Print the entries exactly as they appear, and omit any images.

================================

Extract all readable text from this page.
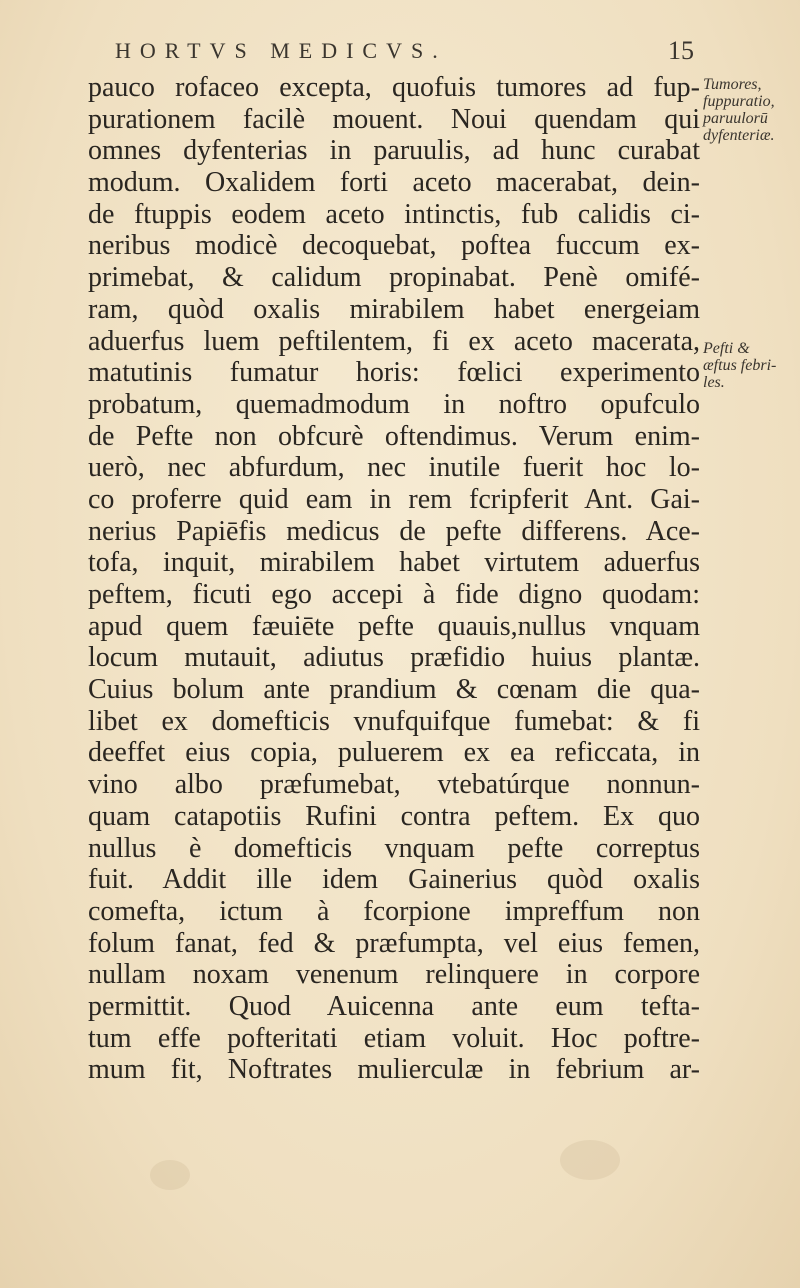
HORTVS MEDICVS.	15
pauco rofaceo excepta, quofuis tumores ad fup-
purationem facilè mouent. Noui quendam qui
omnes dyfenterias in paruulis, ad hunc curabat
modum. Oxalidem forti aceto macerabat, dein-
de ftuppis eodem aceto intinctis, fub calidis ci-
neribus modicè decoquebat, poftea fuccum ex-
primebat, & calidum propinabat. Penè omifé-
ram, quòd oxalis mirabilem habet energeiam
aduerfus luem peftilentem, fi ex aceto macerata,
matutinis fumatur horis: fœlici experimento
probatum, quemadmodum in noftro opufculo
de Pefte non obfcurè oftendimus. Verum enim-
uerò, nec abfurdum, nec inutile fuerit hoc lo-
co proferre quid eam in rem fcripferit Ant. Gai-
nerius Papiēfis medicus de pefte differens. Ace-
tofa, inquit, mirabilem habet virtutem aduerfus
peftem, ficuti ego accepi à fide digno quodam:
apud quem fæuiēte pefte quauis,nullus vnquam
locum mutauit, adiutus præfidio huius plantæ.
Cuius bolum ante prandium & cœnam die qua-
libet ex domefticis vnufquifque fumebat: & fi
deeffet eius copia, puluerem ex ea reficcata, in
vino albo præfumebat, vtebatúrque nonnun-
quam catapotiis Rufini contra peftem. Ex quo
nullus è domefticis vnquam pefte correptus
fuit. Addit ille idem Gainerius quòd oxalis
comefta, ictum à fcorpione impreffum non
folum fanat, fed & præfumpta, vel eius femen,
nullam noxam venenum relinquere in corpore
permittit. Quod Auicenna ante eum tefta-
tum effe pofteritati etiam voluit. Hoc poftre-
mum fit, Noftrates mulierculæ in febrium ar-
Tumores,
fuppuratio,
paruulorū
dyfenteriæ.
Pefti &
æftus febri-
les.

================================

- ANSWER BELOW:
Extract all readable text from this page.
HORTVS MEDICVS.	15
pauco rofaceo excepta, quofuis tumores ad fup-
purationem facilè mouent. Noui quendam qui
omnes dyfenterias in paruulis, ad hunc curabat
modum. Oxalidem forti aceto macerabat, dein-
de ftuppis eodem aceto intinctis, fub calidis ci-
neribus modicè decoquebat, poftea fuccum ex-
primebat, & calidum propinabat. Penè omifé-
ram, quòd oxalis mirabilem habet energeiam
aduerfus luem peftilentem, fi ex aceto macerata,
matutinis fumatur horis: fœlici experimento
probatum, quemadmodum in noftro opufculo
de Pefte non obfcurè oftendimus. Verum enim-
uerò, nec abfurdum, nec inutile fuerit hoc lo-
co proferre quid eam in rem fcripferit Ant. Gai-
nerius Papiēfis medicus de pefte differens. Ace-
tofa, inquit, mirabilem habet virtutem aduerfus
peftem, ficuti ego accepi à fide digno quodam:
apud quem fæuiēte pefte quauis,nullus vnquam
locum mutauit, adiutus præfidio huius plantæ.
Cuius bolum ante prandium & cœnam die qua-
libet ex domefticis vnufquifque fumebat: & fi
deeffet eius copia, puluerem ex ea reficcata, in
vino albo præfumebat, vtebatúrque nonnun-
quam catapotiis Rufini contra peftem. Ex quo
nullus è domefticis vnquam pefte correptus
fuit. Addit ille idem Gainerius quòd oxalis
comefta, ictum à fcorpione impreffum non
folum fanat, fed & præfumpta, vel eius femen,
nullam noxam venenum relinquere in corpore
permittit. Quod Auicenna ante eum tefta-
tum effe pofteritati etiam voluit. Hoc poftre-
mum fit, Noftrates mulierculæ in febrium ar-
Tumores,
fuppuratio,
paruulorū
dyfenteriæ.
Pefti &
æftus febri-
les.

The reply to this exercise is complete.